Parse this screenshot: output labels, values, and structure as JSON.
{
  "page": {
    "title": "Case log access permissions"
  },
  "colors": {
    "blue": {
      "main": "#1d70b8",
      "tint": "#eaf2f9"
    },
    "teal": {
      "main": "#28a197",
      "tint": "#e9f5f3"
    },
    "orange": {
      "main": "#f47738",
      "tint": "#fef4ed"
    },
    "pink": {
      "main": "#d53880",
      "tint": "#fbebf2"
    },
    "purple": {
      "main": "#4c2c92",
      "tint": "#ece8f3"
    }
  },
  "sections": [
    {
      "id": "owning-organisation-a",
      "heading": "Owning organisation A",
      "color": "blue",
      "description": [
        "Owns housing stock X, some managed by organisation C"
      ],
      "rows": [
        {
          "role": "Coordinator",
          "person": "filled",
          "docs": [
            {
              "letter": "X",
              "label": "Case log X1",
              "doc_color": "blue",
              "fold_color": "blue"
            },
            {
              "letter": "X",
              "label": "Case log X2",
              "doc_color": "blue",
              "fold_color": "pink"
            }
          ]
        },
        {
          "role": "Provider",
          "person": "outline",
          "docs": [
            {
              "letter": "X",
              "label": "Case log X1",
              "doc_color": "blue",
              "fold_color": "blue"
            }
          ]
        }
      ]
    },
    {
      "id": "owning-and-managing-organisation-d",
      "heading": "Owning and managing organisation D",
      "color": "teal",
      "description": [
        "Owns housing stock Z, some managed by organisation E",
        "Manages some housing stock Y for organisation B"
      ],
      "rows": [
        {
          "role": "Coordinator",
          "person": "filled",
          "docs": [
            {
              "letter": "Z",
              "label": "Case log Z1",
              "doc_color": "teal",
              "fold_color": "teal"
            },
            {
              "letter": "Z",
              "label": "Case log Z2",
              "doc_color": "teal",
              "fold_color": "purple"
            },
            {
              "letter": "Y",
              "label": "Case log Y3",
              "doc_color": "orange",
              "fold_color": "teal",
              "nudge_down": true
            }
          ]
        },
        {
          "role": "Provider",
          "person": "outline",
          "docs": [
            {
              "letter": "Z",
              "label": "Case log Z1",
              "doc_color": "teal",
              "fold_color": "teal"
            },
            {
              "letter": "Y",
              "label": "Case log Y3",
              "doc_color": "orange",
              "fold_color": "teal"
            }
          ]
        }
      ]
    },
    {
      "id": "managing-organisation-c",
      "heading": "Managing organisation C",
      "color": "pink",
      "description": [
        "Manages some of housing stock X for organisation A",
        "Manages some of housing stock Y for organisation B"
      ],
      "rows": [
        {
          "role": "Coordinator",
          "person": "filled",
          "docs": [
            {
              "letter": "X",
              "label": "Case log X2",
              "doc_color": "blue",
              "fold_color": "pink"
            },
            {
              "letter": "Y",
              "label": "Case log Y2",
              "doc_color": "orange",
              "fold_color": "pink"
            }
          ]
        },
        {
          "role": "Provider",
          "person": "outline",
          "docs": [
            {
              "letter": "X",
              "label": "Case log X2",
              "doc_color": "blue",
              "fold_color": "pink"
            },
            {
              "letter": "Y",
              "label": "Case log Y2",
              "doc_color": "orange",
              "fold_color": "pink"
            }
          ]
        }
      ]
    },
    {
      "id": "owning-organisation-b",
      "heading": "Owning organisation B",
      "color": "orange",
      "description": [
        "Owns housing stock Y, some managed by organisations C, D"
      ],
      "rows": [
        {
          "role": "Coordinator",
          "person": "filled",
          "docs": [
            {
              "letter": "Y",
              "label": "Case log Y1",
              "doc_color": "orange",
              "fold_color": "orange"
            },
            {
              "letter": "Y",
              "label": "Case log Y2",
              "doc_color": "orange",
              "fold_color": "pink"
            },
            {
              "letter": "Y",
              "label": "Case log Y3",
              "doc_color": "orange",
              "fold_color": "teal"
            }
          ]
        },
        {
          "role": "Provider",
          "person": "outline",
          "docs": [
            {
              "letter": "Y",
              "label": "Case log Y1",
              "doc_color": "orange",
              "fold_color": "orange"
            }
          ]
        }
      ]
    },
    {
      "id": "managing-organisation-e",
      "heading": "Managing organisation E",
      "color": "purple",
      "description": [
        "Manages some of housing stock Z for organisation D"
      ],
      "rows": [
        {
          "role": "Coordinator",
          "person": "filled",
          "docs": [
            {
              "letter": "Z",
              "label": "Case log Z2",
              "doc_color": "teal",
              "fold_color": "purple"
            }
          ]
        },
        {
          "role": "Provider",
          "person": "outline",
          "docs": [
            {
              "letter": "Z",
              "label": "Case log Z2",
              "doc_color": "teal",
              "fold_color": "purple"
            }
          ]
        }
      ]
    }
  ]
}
===============
WHAT YOU ARE ASKED TO DO: Output the records verbatim, from the first line to the last.

EXERCISE RESPONSE:
Parse this screenshot: output labels, values, and structure as JSON.
{
  "page": {
    "title": "Case log access permissions"
  },
  "colors": {
    "blue": {
      "main": "#1d70b8",
      "tint": "#eaf2f9"
    },
    "teal": {
      "main": "#28a197",
      "tint": "#e9f5f3"
    },
    "orange": {
      "main": "#f47738",
      "tint": "#fef4ed"
    },
    "pink": {
      "main": "#d53880",
      "tint": "#fbebf2"
    },
    "purple": {
      "main": "#4c2c92",
      "tint": "#ece8f3"
    }
  },
  "sections": [
    {
      "id": "owning-organisation-a",
      "heading": "Owning organisation A",
      "color": "blue",
      "description": [
        "Owns housing stock X, some managed by organisation C"
      ],
      "rows": [
        {
          "role": "Coordinator",
          "person": "filled",
          "docs": [
            {
              "letter": "X",
              "label": "Case log X1",
              "doc_color": "blue",
              "fold_color": "blue"
            },
            {
              "letter": "X",
              "label": "Case log X2",
              "doc_color": "blue",
              "fold_color": "pink"
            }
          ]
        },
        {
          "role": "Provider",
          "person": "outline",
          "docs": [
            {
              "letter": "X",
              "label": "Case log X1",
              "doc_color": "blue",
              "fold_color": "blue"
            }
          ]
        }
      ]
    },
    {
      "id": "owning-and-managing-organisation-d",
      "heading": "Owning and managing organisation D",
      "color": "teal",
      "description": [
        "Owns housing stock Z, some managed by organisation E",
        "Manages some housing stock Y for organisation B"
      ],
      "rows": [
        {
          "role": "Coordinator",
          "person": "filled",
          "docs": [
            {
              "letter": "Z",
              "label": "Case log Z1",
              "doc_color": "teal",
              "fold_color": "teal"
            },
            {
              "letter": "Z",
              "label": "Case log Z2",
              "doc_color": "teal",
              "fold_color": "purple"
            },
            {
              "letter": "Y",
              "label": "Case log Y3",
              "doc_color": "orange",
              "fold_color": "teal",
              "nudge_down": true
            }
          ]
        },
        {
          "role": "Provider",
          "person": "outline",
          "docs": [
            {
              "letter": "Z",
              "label": "Case log Z1",
              "doc_color": "teal",
              "fold_color": "teal"
            },
            {
              "letter": "Y",
              "label": "Case log Y3",
              "doc_color": "orange",
              "fold_color": "teal"
            }
          ]
        }
      ]
    },
    {
      "id": "managing-organisation-c",
      "heading": "Managing organisation C",
      "color": "pink",
      "description": [
        "Manages some of housing stock X for organisation A",
        "Manages some of housing stock Y for organisation B"
      ],
      "rows": [
        {
          "role": "Coordinator",
          "person": "filled",
          "docs": [
            {
              "letter": "X",
              "label": "Case log X2",
              "doc_color": "blue",
              "fold_color": "pink"
            },
            {
              "letter": "Y",
              "label": "Case log Y2",
              "doc_color": "orange",
              "fold_color": "pink"
            }
          ]
        },
        {
          "role": "Provider",
          "person": "outline",
          "docs": [
            {
              "letter": "X",
              "label": "Case log X2",
              "doc_color": "blue",
              "fold_color": "pink"
            },
            {
              "letter": "Y",
              "label": "Case log Y2",
              "doc_color": "orange",
              "fold_color": "pink"
            }
          ]
        }
      ]
    },
    {
      "id": "owning-organisation-b",
      "heading": "Owning organisation B",
      "color": "orange",
      "description": [
        "Owns housing stock Y, some managed by organisations C, D"
      ],
      "rows": [
        {
          "role": "Coordinator",
          "person": "filled",
          "docs": [
            {
              "letter": "Y",
              "label": "Case log Y1",
              "doc_color": "orange",
              "fold_color": "orange"
            },
            {
              "letter": "Y",
              "label": "Case log Y2",
              "doc_color": "orange",
              "fold_color": "pink"
            },
            {
              "letter": "Y",
              "label": "Case log Y3",
              "doc_color": "orange",
              "fold_color": "teal"
            }
          ]
        },
        {
          "role": "Provider",
          "person": "outline",
          "docs": [
            {
              "letter": "Y",
              "label": "Case log Y1",
              "doc_color": "orange",
              "fold_color": "orange"
            }
          ]
        }
      ]
    },
    {
      "id": "managing-organisation-e",
      "heading": "Managing organisation E",
      "color": "purple",
      "description": [
        "Manages some of housing stock Z for organisation D"
      ],
      "rows": [
        {
          "role": "Coordinator",
          "person": "filled",
          "docs": [
            {
              "letter": "Z",
              "label": "Case log Z2",
              "doc_color": "teal",
              "fold_color": "purple"
            }
          ]
        },
        {
          "role": "Provider",
          "person": "outline",
          "docs": [
            {
              "letter": "Z",
              "label": "Case log Z2",
              "doc_color": "teal",
              "fold_color": "purple"
            }
          ]
        }
      ]
    }
  ]
}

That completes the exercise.